Repeat the lines below, swapping every "skeleton" for "placeholder" and keeping everything else the same.
───── SUPPLIED INFORMATION ─────
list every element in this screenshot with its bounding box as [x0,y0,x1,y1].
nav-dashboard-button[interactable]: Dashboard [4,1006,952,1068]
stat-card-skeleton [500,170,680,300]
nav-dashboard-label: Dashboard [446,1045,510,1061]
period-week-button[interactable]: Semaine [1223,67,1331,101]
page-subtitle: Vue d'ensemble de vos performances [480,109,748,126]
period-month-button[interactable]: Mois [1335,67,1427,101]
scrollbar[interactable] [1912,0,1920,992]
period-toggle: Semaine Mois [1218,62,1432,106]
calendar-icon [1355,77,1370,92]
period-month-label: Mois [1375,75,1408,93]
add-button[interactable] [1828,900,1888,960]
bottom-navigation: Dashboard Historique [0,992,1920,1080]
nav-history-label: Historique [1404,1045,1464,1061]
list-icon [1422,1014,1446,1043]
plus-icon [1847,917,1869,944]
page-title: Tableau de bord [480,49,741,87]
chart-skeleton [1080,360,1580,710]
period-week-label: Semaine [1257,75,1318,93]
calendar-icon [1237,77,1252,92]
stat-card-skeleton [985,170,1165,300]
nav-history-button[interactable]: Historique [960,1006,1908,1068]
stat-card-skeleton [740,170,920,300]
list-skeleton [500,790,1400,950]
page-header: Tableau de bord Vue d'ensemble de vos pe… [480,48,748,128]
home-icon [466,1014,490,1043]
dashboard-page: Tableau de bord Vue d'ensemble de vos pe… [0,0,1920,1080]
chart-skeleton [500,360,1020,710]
─────
▶ **TASK SOLUTION**
list every element in this screenshot with its bounding box as [x0,y0,x1,y1].
nav-dashboard-button[interactable]: Dashboard [4,1006,952,1068]
stat-card-placeholder [500,170,680,300]
nav-dashboard-label: Dashboard [446,1045,510,1061]
period-week-button[interactable]: Semaine [1223,67,1331,101]
page-subtitle: Vue d'ensemble de vos performances [480,109,748,126]
period-month-button[interactable]: Mois [1335,67,1427,101]
scrollbar[interactable] [1912,0,1920,992]
period-toggle: Semaine Mois [1218,62,1432,106]
calendar-icon [1355,77,1370,92]
period-month-label: Mois [1375,75,1408,93]
add-button[interactable] [1828,900,1888,960]
bottom-navigation: Dashboard Historique [0,992,1920,1080]
nav-history-label: Historique [1404,1045,1464,1061]
list-icon [1422,1014,1446,1043]
plus-icon [1847,917,1869,944]
page-title: Tableau de bord [480,49,741,87]
chart-placeholder [1080,360,1580,710]
period-week-label: Semaine [1257,75,1318,93]
calendar-icon [1237,77,1252,92]
stat-card-placeholder [985,170,1165,300]
nav-history-button[interactable]: Historique [960,1006,1908,1068]
stat-card-placeholder [740,170,920,300]
list-placeholder [500,790,1400,950]
page-header: Tableau de bord Vue d'ensemble de vos pe… [480,48,748,128]
home-icon [466,1014,490,1043]
dashboard-page: Tableau de bord Vue d'ensemble de vos pe… [0,0,1920,1080]
chart-placeholder [500,360,1020,710]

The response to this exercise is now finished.